--- start Source text ---

Urbanization and climate change are significant planning challenges for water supply management. Adaptive management and flexible infrastructure have been proposed to address this challenge; however, standard evaluation methods use a narrow set of assumptions of societal response to changing conditions, limiting our ability to assess the adaptive or flexible strategies that must be executed over time. To improve evaluation of water supply reliability alternatives, an approach that incorporates the human agency inherent in water management is needed. The first objective of this study is to develop a coupled conceptual model of the system that illuminates the dynamic interactions between the biophysical and institutional systems. The second is to build a partially coupled quantitative model that can be used to test alternative structures of the policymaking process. Las Vegas is used as a test case due the water management changes observed in response to rapid population growth and drought.
Las Vegas water management responded to three key events during the study period: creation of a regional utility, drought, and the financial crisis. The decision-making processes initiated by these three events were analyzed using the socio-ecological systems framework . This analysis, along with data on the biophysical structure, informed the development of a conceptual model incorporating the interactions between the biophysical system and the governing institutions. All aspects of the conceptual model, except the policy subsystem, were then quantified in a system dynamics model in Vensim software. After testing the model against historic reference modes, I tested the system’s performance under set of scenarios of hydrologic and demand futures. I then tested the performance of policies, identified by the local utility, under these conditions.

--- end Source text ---

Requirement 1 = From the Las Vegas water management text above, extract the stretch from "Las Vegas water" through "under these conditions.".
Requirement 2 = Extend the Las Vegas water management text above, starting after its final sentence.

--- start Provided material ---

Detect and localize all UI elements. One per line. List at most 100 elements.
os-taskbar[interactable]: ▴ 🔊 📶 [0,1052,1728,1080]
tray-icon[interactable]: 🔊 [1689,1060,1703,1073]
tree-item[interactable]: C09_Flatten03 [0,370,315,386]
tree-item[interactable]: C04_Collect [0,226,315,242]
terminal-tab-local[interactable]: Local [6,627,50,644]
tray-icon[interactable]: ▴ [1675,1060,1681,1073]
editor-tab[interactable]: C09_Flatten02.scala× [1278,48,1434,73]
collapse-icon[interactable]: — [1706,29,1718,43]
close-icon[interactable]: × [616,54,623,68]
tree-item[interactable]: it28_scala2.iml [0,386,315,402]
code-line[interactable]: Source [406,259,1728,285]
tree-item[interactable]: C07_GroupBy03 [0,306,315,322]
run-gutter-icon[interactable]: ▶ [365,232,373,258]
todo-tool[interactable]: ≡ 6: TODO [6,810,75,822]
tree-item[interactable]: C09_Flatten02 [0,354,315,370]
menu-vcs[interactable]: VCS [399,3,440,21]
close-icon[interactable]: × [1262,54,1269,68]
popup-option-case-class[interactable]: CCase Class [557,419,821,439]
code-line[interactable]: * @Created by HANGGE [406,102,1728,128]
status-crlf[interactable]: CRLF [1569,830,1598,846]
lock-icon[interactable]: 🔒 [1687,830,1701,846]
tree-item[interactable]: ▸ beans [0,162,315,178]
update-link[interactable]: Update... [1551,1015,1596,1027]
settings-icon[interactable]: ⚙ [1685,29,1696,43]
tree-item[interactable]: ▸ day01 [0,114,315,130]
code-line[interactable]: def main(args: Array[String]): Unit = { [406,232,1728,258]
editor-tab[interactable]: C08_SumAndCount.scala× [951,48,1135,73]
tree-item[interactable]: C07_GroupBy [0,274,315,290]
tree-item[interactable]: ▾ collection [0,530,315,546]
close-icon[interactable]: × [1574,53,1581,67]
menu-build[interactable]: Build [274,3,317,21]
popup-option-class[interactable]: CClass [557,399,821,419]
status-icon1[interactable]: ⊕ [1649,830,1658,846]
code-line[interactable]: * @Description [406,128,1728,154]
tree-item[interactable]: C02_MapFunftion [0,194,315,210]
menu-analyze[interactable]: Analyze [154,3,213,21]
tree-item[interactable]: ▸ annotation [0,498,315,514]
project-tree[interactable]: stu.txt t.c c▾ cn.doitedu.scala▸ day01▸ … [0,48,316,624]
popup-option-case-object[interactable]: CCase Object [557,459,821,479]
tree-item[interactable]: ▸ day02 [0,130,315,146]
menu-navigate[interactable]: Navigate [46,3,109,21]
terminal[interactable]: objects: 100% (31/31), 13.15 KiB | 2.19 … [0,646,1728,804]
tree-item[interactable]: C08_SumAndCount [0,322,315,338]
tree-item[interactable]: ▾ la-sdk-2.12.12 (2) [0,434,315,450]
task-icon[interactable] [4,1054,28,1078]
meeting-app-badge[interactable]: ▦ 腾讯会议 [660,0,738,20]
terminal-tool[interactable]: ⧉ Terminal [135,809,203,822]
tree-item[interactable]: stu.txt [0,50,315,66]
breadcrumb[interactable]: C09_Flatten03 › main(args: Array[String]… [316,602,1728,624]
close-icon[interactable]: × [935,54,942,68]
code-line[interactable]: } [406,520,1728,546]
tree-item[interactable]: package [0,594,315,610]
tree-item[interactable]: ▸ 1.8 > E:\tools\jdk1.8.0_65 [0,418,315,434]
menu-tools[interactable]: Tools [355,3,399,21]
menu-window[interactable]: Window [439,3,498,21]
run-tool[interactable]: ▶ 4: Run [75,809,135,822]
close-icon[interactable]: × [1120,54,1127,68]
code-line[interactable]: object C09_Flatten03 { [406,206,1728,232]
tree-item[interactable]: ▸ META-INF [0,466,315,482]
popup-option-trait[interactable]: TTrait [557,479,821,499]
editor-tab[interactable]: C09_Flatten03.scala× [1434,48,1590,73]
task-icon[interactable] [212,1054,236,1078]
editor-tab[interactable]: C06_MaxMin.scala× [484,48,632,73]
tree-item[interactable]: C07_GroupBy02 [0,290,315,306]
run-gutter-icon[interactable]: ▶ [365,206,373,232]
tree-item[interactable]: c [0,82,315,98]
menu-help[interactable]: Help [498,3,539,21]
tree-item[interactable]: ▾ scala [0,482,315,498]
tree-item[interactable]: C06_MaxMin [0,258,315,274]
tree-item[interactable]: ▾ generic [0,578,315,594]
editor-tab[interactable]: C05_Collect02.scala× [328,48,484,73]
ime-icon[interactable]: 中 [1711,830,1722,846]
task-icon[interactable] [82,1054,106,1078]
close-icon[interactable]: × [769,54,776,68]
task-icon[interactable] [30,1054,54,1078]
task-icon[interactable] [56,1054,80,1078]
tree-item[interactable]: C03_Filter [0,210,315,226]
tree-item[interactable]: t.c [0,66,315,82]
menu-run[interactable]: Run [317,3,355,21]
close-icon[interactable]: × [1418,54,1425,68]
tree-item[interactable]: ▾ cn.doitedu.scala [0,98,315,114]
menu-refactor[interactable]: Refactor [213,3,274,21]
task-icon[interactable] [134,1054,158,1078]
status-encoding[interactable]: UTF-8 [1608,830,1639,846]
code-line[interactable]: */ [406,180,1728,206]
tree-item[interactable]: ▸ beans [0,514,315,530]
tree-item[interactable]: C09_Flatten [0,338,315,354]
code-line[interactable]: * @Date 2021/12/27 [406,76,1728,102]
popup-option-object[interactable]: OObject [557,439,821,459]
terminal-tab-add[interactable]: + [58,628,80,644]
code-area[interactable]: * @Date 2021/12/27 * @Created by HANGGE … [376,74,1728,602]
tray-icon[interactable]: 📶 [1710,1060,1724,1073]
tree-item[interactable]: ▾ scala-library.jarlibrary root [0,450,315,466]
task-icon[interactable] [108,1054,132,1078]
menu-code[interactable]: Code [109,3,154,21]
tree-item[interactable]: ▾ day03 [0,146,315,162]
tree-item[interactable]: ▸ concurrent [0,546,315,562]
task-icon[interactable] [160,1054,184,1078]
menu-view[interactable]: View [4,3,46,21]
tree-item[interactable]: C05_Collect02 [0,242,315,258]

--- end Provided material ---

Written answer 1 =
Las Vegas water management responded to three key events during the study period: creation of a regional utility, drought, and the financial crisis. The decision-making processes initiated by these three events were analyzed using the socio-ecological systems framework . This analysis, along with data on the biophysical structure, informed the development of a conceptual model incorporating the interactions between the biophysical system and the governing institutions. All aspects of the conceptual model, except the policy subsystem, were then quantified in a system dynamics model in Vensim software. After testing the model against historic reference modes, I tested the system’s performance under set of scenarios of hydrologic and demand futures. I then tested the performance of policies, identified by the local utility, under these conditions.

Written answer 2 =
The conceptual model developed of Las Vegas water management consists of five coupled submodules: water supply, water demand, finances, public perception, and policymaking process. From this base, I developed a draft quantified model; the policy process subsystem was included to facilitate testing of multiple structures to enhance the robustness of the coupled model. The model performed well under reproduction of observed trends in variables such as reservoir levels, water demand, and population. The scenario analysis showed that low reliability under plausible future conditions if no action is taken. The policy analysis demonstrates the potential improvements and the sensitivity of system performance to the decision rules used to trigger policy options. Next steps include testing alternative structures of the policy process and fully coupling the model.
 Ostrom E. (2009). A general framework for analyzing sustainability of social-ecological systems. Science, 325(5939), 419–22. doi:10.1126/science.1172133.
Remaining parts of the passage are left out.